■ The task ■
Where the string "Market" occurs in the material below, report the whole line.
-- BEGIN --
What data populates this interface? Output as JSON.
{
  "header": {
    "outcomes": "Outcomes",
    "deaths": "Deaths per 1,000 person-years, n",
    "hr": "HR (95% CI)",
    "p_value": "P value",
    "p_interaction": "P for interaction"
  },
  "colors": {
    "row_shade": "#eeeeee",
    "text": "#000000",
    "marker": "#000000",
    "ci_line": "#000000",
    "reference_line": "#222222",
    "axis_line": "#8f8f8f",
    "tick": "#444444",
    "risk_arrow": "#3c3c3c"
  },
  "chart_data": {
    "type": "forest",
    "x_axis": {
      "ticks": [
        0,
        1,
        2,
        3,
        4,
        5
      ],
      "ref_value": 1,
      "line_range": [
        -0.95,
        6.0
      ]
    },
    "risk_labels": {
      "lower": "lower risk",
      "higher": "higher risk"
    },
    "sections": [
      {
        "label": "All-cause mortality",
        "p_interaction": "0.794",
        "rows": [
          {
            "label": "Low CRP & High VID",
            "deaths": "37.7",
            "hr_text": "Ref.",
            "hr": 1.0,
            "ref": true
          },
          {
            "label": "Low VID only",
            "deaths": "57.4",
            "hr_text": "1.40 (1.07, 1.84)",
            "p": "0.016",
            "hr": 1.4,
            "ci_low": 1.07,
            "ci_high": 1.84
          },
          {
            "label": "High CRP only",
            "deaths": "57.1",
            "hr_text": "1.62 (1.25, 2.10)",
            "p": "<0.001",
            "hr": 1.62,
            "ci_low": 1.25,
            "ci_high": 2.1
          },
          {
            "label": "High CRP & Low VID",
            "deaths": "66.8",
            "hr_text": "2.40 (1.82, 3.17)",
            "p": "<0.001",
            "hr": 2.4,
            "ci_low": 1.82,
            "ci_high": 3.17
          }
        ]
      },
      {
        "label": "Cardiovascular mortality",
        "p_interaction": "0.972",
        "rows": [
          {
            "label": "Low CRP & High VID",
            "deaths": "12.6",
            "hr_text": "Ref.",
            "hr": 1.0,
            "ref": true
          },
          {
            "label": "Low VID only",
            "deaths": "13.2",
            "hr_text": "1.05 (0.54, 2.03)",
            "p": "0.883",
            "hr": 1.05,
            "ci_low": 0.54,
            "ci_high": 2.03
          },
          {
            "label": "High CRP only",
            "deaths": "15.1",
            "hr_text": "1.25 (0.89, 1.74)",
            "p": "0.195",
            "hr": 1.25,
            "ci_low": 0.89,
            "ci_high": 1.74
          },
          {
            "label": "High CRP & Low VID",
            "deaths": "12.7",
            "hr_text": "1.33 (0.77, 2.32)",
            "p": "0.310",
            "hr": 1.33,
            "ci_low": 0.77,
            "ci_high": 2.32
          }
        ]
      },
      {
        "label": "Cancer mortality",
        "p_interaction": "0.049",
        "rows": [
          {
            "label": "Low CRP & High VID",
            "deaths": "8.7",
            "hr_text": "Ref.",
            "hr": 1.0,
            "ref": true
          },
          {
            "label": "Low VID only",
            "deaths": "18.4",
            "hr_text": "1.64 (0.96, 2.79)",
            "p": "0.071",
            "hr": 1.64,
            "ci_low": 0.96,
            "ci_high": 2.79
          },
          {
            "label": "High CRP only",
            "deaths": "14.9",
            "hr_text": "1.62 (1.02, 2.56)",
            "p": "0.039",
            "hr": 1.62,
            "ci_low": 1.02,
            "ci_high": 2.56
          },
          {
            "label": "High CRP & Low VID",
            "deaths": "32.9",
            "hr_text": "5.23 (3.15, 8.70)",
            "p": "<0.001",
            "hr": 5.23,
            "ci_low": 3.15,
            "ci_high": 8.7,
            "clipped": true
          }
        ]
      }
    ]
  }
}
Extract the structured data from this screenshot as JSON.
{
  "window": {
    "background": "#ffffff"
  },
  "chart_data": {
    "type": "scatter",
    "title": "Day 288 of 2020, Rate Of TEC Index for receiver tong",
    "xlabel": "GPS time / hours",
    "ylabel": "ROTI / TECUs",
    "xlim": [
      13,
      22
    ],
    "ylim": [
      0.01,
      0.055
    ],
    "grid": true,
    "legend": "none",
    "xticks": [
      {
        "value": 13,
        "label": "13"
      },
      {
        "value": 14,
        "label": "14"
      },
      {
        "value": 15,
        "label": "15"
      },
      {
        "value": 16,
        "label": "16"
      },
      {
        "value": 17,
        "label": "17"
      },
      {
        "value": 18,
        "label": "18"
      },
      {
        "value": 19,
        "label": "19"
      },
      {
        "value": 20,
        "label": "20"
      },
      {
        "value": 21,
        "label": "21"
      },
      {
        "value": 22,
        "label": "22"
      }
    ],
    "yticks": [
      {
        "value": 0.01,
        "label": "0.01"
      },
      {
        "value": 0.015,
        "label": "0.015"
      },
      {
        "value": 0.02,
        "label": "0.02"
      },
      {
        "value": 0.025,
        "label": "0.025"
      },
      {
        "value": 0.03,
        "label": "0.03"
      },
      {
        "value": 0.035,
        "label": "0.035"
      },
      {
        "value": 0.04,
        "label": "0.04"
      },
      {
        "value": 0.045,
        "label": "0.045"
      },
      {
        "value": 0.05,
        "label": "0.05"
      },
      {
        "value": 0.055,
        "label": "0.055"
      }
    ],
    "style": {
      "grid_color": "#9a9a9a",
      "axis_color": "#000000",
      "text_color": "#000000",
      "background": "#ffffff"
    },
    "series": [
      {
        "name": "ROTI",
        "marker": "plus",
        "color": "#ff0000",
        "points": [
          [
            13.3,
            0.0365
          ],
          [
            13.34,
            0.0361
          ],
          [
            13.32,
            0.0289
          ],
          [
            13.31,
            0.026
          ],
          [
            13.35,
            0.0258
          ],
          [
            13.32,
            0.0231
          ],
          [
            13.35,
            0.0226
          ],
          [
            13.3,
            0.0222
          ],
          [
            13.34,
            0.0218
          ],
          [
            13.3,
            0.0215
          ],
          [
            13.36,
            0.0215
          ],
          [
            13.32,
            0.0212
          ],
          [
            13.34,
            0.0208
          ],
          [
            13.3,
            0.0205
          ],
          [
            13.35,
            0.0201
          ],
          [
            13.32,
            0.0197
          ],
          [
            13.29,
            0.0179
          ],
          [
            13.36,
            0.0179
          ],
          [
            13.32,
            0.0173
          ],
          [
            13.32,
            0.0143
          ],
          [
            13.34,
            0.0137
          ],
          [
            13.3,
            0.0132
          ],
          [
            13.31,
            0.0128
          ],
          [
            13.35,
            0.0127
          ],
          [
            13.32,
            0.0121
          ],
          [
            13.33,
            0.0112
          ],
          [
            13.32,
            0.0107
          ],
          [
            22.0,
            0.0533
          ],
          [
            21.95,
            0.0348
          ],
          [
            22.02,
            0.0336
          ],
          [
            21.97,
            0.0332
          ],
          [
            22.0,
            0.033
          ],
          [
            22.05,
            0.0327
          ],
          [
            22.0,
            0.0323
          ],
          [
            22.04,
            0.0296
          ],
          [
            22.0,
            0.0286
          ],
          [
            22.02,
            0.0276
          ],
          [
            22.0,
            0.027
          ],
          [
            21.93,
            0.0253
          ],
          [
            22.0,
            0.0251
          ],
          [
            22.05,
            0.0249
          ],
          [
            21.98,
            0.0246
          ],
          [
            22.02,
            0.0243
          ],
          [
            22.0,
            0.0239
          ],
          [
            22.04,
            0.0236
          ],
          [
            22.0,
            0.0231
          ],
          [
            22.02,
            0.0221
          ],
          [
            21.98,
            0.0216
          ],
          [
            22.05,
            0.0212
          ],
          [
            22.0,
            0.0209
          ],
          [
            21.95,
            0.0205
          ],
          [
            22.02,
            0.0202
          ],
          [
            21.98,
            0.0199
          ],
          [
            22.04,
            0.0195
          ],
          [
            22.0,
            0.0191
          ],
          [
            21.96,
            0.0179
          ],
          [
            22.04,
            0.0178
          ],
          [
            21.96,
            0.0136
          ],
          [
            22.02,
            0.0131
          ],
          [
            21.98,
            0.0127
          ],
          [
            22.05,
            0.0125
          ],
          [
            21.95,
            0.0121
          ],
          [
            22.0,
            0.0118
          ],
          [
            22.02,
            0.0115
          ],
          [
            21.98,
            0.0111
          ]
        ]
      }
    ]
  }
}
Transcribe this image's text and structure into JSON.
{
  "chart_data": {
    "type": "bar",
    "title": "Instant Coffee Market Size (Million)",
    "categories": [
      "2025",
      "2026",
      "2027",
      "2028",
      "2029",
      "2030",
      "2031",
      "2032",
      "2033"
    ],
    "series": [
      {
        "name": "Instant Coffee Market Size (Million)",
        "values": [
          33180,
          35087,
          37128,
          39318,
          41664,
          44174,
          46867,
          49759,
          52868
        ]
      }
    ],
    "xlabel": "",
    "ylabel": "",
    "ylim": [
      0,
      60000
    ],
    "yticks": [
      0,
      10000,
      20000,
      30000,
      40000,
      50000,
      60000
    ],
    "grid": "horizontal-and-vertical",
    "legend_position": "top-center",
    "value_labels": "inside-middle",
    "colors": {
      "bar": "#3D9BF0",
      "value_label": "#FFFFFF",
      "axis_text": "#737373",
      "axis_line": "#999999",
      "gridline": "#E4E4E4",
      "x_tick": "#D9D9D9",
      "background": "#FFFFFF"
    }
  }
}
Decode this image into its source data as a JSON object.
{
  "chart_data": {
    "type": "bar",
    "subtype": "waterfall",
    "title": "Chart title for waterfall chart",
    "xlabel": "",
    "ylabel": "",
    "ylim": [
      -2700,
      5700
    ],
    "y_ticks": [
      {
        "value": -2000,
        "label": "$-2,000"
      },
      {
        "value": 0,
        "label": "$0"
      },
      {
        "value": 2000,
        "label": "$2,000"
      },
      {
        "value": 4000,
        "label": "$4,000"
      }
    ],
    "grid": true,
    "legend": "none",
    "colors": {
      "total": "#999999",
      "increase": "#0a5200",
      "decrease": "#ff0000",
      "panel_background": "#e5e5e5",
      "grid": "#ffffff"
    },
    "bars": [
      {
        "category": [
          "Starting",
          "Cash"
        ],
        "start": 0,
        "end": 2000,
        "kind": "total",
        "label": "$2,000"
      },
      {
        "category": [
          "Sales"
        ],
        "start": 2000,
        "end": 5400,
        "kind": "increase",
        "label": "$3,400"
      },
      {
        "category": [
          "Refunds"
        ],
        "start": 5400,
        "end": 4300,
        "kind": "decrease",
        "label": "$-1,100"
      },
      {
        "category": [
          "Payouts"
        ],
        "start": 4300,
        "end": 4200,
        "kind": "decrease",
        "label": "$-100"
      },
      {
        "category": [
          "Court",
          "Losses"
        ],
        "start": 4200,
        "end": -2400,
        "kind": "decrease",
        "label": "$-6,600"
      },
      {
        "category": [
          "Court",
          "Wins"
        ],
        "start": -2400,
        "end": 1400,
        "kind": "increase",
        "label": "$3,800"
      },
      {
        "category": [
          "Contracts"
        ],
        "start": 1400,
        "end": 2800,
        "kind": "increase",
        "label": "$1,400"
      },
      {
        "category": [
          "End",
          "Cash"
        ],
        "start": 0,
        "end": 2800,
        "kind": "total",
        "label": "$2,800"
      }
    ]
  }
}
-- END --
■ Written response ■
    "title": "Instant Coffee Market Size (Million)",
        "name": "Instant Coffee Market Size (Million)",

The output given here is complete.